Task objective:
Using the data beneath, show every line that includes the word "lattice".

━━━━━━━━━━━━━━━━

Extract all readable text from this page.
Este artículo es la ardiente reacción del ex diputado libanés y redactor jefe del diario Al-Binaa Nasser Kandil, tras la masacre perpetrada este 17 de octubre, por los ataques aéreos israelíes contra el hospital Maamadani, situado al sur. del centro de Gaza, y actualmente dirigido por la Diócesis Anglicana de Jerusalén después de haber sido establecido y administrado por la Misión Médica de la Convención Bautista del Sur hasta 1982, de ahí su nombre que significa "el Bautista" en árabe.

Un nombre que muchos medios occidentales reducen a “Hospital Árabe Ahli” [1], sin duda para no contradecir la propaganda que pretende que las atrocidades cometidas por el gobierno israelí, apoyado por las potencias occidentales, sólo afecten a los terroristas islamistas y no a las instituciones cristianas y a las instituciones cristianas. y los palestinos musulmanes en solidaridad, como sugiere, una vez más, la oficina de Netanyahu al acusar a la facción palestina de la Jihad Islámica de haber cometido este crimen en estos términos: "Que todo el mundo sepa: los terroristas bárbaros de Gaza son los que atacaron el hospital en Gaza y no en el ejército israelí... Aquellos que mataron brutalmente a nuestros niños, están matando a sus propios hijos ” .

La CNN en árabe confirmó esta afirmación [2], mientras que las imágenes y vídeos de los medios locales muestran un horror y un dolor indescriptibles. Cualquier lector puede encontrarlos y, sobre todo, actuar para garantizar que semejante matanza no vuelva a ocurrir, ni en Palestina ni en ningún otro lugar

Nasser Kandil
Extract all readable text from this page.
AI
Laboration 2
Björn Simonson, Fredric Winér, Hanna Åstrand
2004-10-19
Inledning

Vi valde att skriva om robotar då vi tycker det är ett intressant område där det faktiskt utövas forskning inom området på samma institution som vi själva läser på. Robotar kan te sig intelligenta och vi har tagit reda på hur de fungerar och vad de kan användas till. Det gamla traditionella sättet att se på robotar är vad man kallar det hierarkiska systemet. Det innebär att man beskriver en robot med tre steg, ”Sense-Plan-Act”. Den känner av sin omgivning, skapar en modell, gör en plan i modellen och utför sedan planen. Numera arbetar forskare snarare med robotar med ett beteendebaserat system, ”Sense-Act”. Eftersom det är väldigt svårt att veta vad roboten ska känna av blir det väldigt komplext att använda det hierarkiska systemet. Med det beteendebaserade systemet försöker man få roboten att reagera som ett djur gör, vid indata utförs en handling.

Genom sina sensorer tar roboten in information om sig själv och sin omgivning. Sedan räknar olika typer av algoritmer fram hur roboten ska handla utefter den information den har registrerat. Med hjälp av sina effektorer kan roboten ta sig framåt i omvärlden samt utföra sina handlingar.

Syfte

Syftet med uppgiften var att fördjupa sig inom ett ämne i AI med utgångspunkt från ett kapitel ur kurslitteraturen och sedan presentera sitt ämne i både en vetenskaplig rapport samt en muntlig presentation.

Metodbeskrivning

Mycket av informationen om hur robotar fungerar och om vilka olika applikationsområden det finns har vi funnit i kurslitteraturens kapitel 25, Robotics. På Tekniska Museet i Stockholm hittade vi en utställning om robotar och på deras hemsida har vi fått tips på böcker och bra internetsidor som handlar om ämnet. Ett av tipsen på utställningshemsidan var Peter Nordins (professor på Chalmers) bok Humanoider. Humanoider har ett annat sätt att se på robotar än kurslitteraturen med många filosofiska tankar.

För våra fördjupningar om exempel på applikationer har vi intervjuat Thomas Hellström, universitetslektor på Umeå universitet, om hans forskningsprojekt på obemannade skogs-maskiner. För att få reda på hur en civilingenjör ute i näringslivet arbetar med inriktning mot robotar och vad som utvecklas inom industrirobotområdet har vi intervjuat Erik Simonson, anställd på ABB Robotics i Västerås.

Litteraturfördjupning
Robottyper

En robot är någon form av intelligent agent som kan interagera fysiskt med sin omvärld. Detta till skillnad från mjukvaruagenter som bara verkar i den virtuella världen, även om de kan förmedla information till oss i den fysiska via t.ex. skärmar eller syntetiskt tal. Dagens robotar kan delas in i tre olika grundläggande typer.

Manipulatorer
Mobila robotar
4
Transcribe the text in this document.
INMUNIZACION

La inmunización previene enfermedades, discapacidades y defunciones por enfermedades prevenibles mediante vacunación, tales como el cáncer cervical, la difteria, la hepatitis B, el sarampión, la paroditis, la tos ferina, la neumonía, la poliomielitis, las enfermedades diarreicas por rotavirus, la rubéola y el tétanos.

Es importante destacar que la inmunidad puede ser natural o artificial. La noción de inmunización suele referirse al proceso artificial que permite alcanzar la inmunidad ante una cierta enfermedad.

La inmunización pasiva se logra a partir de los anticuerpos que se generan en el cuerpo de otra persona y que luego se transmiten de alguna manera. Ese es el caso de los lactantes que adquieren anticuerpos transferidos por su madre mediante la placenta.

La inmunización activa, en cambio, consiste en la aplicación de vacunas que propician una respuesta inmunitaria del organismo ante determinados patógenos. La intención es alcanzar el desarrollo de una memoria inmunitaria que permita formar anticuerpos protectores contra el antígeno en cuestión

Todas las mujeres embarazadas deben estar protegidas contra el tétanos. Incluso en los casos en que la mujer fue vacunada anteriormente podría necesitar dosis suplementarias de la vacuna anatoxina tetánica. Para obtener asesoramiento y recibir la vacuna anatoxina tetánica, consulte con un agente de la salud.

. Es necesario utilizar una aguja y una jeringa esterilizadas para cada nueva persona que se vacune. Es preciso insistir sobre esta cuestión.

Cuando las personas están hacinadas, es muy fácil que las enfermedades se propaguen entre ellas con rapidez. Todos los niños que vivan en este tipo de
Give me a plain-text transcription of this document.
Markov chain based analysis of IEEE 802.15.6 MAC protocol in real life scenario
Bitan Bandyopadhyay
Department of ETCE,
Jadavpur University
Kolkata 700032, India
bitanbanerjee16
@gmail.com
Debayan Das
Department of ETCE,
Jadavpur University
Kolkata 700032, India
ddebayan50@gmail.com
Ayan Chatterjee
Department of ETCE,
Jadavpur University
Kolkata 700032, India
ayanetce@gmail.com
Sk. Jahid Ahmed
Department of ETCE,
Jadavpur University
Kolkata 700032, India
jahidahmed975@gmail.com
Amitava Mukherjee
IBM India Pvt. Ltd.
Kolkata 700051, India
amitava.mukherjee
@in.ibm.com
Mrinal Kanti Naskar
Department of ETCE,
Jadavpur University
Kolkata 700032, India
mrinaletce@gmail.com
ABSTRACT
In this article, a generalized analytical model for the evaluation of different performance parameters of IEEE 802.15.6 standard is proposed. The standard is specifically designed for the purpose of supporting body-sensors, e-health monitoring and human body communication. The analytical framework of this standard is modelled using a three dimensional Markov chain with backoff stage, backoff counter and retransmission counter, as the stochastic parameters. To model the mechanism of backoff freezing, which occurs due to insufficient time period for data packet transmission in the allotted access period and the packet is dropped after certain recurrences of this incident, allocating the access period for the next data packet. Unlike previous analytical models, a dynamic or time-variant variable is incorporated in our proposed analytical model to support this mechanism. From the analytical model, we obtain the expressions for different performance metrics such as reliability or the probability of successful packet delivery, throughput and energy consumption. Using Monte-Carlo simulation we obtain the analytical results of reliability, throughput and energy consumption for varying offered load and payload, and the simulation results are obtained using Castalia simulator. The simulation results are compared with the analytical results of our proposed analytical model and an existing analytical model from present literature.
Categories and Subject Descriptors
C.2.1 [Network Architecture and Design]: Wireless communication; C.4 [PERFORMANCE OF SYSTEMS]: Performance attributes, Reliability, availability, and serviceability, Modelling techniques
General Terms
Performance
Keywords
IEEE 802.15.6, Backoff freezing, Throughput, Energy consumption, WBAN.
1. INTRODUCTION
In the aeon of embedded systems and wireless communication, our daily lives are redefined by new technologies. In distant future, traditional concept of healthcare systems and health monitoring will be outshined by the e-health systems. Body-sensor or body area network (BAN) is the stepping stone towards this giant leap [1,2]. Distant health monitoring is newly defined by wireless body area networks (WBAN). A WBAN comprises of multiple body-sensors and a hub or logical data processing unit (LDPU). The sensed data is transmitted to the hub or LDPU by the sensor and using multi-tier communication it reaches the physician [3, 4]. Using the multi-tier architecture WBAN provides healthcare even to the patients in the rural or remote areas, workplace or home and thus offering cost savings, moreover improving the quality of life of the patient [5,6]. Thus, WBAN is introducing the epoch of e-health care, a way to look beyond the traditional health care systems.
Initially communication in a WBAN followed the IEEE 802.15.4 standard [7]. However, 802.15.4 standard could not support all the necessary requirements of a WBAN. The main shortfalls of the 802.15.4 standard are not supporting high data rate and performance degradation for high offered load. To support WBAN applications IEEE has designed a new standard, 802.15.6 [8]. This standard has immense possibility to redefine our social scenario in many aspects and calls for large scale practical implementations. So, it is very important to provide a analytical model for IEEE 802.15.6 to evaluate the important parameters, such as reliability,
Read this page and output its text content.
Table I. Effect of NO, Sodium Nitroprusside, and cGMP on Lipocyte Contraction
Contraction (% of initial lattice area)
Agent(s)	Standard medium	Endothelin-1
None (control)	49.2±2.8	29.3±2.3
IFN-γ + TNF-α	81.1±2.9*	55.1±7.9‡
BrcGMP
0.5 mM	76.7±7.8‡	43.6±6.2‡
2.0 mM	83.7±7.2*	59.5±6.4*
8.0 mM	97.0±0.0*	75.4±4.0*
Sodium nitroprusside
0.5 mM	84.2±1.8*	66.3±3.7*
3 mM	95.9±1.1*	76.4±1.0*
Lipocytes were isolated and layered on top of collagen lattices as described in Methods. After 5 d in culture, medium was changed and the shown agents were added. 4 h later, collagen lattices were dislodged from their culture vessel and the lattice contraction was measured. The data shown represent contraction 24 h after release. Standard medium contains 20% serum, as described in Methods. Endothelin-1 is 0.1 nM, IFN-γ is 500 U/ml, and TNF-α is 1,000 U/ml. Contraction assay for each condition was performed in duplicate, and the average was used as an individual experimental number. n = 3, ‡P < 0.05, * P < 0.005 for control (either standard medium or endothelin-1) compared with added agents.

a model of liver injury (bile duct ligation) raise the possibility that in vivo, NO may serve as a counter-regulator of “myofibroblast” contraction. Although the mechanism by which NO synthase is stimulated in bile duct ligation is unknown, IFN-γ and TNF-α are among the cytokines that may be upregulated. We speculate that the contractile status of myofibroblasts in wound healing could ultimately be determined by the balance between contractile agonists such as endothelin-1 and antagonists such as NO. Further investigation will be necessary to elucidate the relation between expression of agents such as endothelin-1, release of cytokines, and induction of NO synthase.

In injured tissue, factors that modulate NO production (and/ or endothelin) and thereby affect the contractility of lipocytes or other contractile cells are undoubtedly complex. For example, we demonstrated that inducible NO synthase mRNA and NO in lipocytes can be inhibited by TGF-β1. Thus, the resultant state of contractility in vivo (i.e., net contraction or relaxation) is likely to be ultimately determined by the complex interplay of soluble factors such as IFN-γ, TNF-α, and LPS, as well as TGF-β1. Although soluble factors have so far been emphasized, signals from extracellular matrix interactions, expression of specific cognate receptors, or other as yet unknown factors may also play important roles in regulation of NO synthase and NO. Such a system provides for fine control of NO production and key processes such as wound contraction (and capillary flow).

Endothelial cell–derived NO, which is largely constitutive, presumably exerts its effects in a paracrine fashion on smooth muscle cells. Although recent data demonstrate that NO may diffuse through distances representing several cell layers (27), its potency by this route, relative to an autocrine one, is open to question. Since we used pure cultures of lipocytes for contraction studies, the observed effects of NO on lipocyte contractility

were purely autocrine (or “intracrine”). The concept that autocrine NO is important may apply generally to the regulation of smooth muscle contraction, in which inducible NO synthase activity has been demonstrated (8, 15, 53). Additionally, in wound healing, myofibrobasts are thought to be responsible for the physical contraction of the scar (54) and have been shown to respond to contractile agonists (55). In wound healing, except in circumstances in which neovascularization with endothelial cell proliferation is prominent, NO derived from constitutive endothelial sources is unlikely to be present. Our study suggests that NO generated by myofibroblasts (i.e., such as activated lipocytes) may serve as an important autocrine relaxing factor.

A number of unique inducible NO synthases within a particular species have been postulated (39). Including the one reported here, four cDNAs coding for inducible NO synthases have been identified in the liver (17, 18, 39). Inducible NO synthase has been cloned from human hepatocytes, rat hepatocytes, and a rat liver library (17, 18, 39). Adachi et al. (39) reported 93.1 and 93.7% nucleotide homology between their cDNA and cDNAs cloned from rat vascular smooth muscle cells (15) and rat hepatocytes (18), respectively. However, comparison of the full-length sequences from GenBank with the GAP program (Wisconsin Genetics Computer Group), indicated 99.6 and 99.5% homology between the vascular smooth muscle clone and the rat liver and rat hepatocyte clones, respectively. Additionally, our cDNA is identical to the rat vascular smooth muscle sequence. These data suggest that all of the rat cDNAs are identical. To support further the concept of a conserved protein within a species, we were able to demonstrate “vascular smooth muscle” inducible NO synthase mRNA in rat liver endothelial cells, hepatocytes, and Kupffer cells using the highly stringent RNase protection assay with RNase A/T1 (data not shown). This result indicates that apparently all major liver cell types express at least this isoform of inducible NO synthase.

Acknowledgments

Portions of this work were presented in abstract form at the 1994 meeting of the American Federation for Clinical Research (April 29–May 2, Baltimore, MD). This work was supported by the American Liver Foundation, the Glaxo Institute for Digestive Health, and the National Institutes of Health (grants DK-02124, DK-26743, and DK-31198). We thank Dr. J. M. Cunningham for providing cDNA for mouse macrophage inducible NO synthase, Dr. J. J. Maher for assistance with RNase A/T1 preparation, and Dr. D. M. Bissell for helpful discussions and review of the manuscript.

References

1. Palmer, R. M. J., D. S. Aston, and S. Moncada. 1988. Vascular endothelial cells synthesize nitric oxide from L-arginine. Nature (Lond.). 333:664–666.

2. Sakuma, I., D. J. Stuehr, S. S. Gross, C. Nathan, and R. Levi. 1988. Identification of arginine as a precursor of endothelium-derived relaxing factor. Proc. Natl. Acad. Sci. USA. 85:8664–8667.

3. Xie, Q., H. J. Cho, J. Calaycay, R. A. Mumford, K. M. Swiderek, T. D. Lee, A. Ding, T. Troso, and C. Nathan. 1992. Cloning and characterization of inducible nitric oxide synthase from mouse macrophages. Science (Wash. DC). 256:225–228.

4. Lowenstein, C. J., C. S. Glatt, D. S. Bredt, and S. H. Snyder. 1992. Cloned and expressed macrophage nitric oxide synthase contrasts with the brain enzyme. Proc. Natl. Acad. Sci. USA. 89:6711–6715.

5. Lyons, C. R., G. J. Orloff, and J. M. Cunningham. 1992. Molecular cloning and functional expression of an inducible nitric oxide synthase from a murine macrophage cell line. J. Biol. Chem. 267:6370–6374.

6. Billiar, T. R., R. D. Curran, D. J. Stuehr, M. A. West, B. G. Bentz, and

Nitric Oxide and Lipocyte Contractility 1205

━━━━━━━━━━━━━━━━

Exercise result:
Contraction (% of initial lattice area)
Lipocytes were isolated and layered on top of collagen lattices as described in Methods. After 5 d in culture, medium was changed and the shown agents were added. 4 h later, collagen lattices were dislodged from their culture vessel and the lattice contraction was measured. The data shown represent contraction 24 h after release. Standard medium contains 20% serum, as described in Methods. Endothelin-1 is 0.1 nM, IFN-γ is 500 U/ml, and TNF-α is 1,000 U/ml. Contraction assay for each condition was performed in duplicate, and the average was used as an individual experimental number. n = 3, ‡P < 0.05, * P < 0.005 for control (either standard medium or endothelin-1) compared with added agents.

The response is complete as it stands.